++++ Input ++++

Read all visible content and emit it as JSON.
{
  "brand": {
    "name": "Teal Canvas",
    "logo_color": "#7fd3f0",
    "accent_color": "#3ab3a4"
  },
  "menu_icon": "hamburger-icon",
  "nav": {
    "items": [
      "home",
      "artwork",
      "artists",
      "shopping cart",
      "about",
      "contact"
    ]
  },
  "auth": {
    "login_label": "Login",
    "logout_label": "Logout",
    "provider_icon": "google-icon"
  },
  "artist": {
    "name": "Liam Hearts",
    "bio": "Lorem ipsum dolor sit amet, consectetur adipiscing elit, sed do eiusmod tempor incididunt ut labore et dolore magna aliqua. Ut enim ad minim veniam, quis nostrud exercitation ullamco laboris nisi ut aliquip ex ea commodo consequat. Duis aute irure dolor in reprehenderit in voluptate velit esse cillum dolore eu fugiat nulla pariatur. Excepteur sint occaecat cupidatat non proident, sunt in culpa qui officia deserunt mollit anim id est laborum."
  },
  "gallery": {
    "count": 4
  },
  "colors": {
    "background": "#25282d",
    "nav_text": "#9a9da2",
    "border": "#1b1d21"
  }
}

++++

What is asked:
Quote every line of the data, word for word.

Full answer:
Read all visible content and emit it as JSON.
{
  "brand": {
    "name": "Teal Canvas",
    "logo_color": "#7fd3f0",
    "accent_color": "#3ab3a4"
  },
  "menu_icon": "hamburger-icon",
  "nav": {
    "items": [
      "home",
      "artwork",
      "artists",
      "shopping cart",
      "about",
      "contact"
    ]
  },
  "auth": {
    "login_label": "Login",
    "logout_label": "Logout",
    "provider_icon": "google-icon"
  },
  "artist": {
    "name": "Liam Hearts",
    "bio": "Lorem ipsum dolor sit amet, consectetur adipiscing elit, sed do eiusmod tempor incididunt ut labore et dolore magna aliqua. Ut enim ad minim veniam, quis nostrud exercitation ullamco laboris nisi ut aliquip ex ea commodo consequat. Duis aute irure dolor in reprehenderit in voluptate velit esse cillum dolore eu fugiat nulla pariatur. Excepteur sint occaecat cupidatat non proident, sunt in culpa qui officia deserunt mollit anim id est laborum."
  },
  "gallery": {
    "count": 4
  },
  "colors": {
    "background": "#25282d",
    "nav_text": "#9a9da2",
    "border": "#1b1d21"
  }
}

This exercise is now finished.